# TO DO
Transcribe the forum thread about Audacity and .wma files from "Hi - Can Audacity" up to and including "may be some).".

### SOURCE EXCERPT

# Audacity - ".wma" files?



## TommyHawk (Feb 14, 2005)

Hi - Can Audacity not read Windows Media Audio (.wma) files? It doesn't recognize the format and asks me try Importing Raw Data - which only produces static.

Can I transform my .wma to .wav or .mp3 somehow?


----------



## Halloweiner (Oct 2, 2003)

I just looked at their website, and they don't mention the ability to read or edit .wma files.

I have Xtremem Audio editor that lets you read, edit and transfer .wma, .wav and mp3 files. There are several others that do also, but no free programs that i know of (although there may be some).


----------



## davn8r (Oct 12, 2005)

A free WMA convertor program called Switch can be downloaded here:

http://www.nch.com.au/switch/index.html


----------



## Ivixor B (Sep 9, 2008)

I know this thread is really old, but I thought I'd reply in case anyone else is looking for the same solution.

dBpoweramp is a free audio converter that I have been using for several years now.

dBpoweramp: CD Ripper & Audio Converter. Secure ripping to mp3, FLAC, m4a, Apple Lossless & WMA

you can convert mp3 files, as well as mp4, m4a, wma, ogg, wav, and more.

Once you download the audio converter go to the codecs section to find the appropriate codec for handling wma files.
dBpoweramp Codec Central


----------

######
### PROVIDED MATERIAL

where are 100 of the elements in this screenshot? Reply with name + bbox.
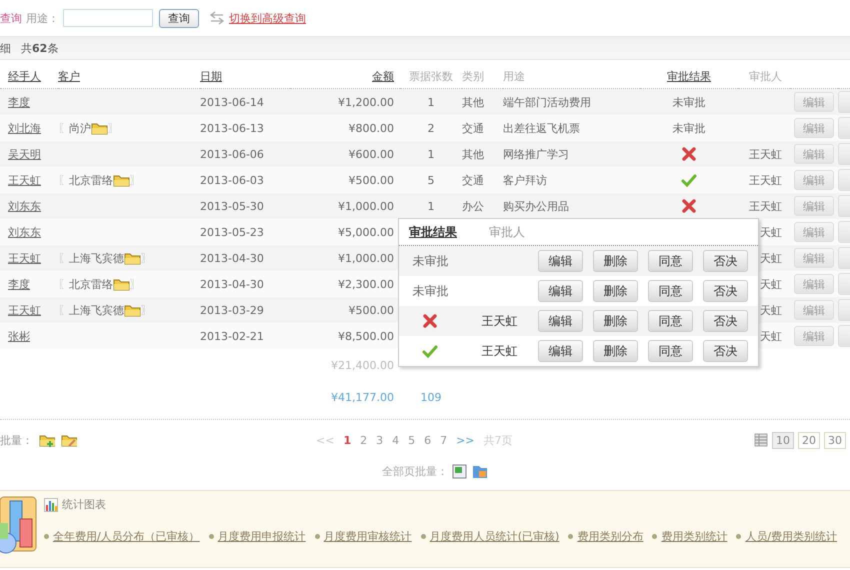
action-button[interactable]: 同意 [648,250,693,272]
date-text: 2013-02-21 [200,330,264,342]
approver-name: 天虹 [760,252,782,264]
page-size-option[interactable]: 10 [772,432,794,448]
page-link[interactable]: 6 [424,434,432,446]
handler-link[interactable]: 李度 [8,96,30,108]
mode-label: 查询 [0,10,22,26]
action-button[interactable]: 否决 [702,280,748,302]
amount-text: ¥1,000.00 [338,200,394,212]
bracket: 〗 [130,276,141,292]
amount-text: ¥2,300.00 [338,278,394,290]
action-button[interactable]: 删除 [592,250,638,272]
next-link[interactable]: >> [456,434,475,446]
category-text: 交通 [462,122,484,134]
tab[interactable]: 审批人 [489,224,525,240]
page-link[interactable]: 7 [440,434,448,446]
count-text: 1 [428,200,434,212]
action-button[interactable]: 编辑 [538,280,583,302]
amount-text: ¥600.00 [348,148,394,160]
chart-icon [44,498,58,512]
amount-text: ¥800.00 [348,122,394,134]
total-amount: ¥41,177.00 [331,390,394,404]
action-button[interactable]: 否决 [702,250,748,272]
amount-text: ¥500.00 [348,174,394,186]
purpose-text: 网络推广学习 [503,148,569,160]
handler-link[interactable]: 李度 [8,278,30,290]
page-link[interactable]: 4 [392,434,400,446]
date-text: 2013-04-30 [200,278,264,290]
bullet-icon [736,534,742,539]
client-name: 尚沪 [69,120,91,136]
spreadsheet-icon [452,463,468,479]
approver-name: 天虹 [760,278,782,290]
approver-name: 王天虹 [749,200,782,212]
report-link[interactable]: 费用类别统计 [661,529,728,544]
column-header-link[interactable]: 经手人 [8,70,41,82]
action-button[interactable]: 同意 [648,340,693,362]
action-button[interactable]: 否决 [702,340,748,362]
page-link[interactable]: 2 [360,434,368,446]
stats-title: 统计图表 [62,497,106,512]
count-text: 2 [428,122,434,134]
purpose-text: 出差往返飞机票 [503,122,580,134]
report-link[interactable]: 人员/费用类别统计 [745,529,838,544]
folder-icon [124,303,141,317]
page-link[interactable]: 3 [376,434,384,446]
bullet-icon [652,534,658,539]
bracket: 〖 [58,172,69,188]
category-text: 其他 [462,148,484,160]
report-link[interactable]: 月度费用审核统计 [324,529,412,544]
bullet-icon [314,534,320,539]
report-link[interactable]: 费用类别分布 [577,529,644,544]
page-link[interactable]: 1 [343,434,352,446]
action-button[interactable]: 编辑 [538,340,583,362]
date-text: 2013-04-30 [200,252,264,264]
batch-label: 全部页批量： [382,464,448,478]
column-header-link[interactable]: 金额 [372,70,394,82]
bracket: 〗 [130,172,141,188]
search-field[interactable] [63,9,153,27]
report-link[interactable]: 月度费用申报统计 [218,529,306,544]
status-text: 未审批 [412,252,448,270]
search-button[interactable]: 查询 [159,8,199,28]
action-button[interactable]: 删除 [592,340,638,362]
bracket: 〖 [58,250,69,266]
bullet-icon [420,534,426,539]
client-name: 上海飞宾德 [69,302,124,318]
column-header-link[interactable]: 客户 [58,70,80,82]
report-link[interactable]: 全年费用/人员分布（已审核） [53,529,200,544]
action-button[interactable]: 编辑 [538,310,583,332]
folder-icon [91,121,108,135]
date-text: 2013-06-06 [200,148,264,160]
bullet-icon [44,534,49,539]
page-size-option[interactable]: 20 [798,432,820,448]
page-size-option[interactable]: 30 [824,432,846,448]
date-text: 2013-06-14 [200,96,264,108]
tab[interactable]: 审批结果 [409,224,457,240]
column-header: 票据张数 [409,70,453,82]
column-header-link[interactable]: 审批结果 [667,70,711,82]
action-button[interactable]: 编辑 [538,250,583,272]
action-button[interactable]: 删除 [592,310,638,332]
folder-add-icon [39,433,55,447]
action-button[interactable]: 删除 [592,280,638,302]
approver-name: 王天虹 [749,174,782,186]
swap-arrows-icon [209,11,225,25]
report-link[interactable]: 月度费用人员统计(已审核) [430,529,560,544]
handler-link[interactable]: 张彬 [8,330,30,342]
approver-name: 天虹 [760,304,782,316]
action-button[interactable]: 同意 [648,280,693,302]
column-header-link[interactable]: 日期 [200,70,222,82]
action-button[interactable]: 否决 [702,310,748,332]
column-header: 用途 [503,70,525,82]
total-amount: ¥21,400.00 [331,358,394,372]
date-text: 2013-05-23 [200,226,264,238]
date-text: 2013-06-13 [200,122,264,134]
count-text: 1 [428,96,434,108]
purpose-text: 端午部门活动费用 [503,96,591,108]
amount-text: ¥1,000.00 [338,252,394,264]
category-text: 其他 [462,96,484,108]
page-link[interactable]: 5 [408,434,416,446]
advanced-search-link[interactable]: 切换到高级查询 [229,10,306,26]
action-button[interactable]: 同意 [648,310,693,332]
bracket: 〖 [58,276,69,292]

######
### PROVIDED MATERIAL

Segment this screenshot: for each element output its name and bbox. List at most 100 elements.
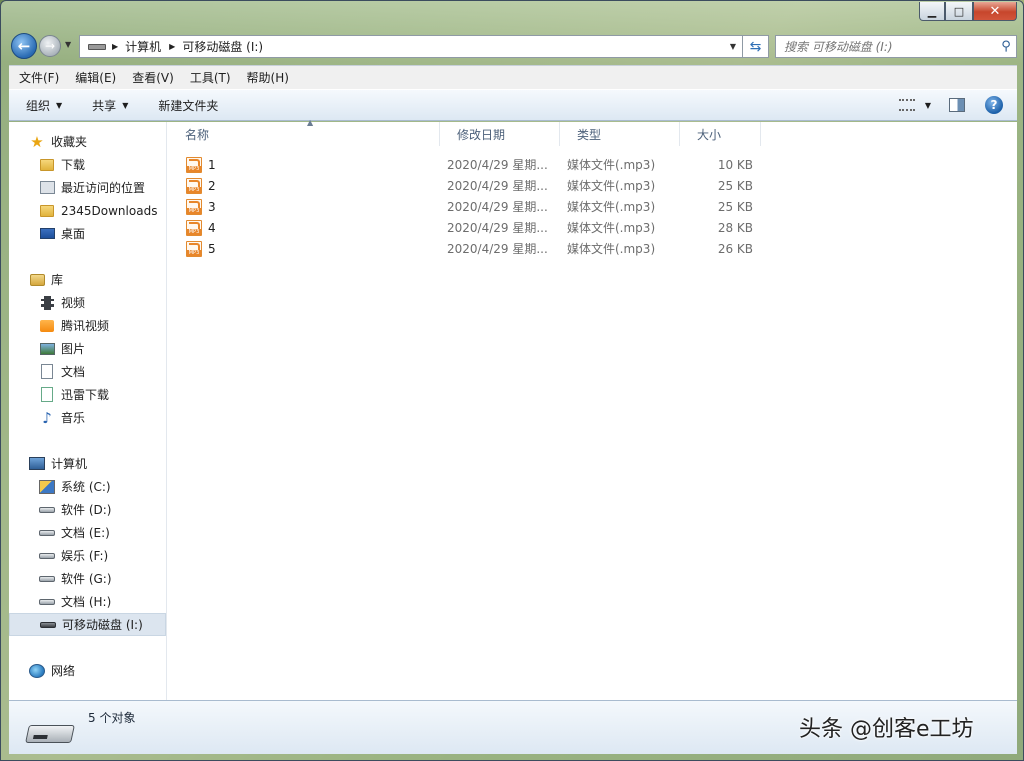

######

# RIGHT ANSWER
Hi - Can Audacity not read Windows Media Audio (.wma) files? It doesn't recognize the format and asks me try Importing Raw Data - which only produces static.

Can I transform my .wma to .wav or .mp3 somehow?


----------



## Halloweiner (Oct 2, 2003)

I just looked at their website, and they don't mention the ability to read or edit .wma files.

I have Xtremem Audio editor that lets you read, edit and transfer .wma, .wav and mp3 files. There are several others that do also, but no free programs that i know of (although there may be some).